(Set exercise) Locate each line holding the string "Clear" and copy it.
________
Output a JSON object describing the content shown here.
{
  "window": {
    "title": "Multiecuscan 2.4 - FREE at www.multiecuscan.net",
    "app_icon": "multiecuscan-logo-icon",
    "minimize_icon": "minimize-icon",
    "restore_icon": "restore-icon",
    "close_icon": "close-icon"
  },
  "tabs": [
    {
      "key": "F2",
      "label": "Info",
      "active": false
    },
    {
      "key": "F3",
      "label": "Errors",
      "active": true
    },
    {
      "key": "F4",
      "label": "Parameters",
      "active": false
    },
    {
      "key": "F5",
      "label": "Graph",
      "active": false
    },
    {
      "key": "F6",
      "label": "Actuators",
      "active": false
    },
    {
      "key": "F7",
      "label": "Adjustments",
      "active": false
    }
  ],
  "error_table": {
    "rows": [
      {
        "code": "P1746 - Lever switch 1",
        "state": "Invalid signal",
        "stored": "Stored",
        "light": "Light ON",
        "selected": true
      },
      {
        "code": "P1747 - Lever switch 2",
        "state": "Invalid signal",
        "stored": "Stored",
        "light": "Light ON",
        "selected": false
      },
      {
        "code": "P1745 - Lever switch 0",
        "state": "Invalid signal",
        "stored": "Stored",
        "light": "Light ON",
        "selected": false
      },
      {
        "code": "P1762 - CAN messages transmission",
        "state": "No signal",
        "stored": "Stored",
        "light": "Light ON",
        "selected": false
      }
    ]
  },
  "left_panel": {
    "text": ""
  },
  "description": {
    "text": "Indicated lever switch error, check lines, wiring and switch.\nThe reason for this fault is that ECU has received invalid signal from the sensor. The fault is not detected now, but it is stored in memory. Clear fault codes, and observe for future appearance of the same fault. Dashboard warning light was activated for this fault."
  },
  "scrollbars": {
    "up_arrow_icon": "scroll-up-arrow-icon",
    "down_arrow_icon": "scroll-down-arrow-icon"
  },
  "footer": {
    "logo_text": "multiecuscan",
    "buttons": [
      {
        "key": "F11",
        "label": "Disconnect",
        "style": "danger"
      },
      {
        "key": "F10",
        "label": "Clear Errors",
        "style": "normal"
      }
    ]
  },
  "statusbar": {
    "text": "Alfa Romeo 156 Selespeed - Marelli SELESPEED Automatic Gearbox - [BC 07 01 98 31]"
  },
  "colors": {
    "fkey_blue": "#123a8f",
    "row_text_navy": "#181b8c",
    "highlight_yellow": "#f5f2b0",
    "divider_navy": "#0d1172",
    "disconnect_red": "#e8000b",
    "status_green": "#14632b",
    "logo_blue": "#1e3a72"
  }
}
________
(Reply)
    "text": "Indicated lever switch error, check lines, wiring and switch.\nThe reason for this fault is that ECU has received invalid signal from the sensor. The fault is not detected now, but it is stored in memory. Clear fault codes, and observe for future appearance of the same fault. Dashboard warning light was activated for this fault."
        "label": "Clear Errors",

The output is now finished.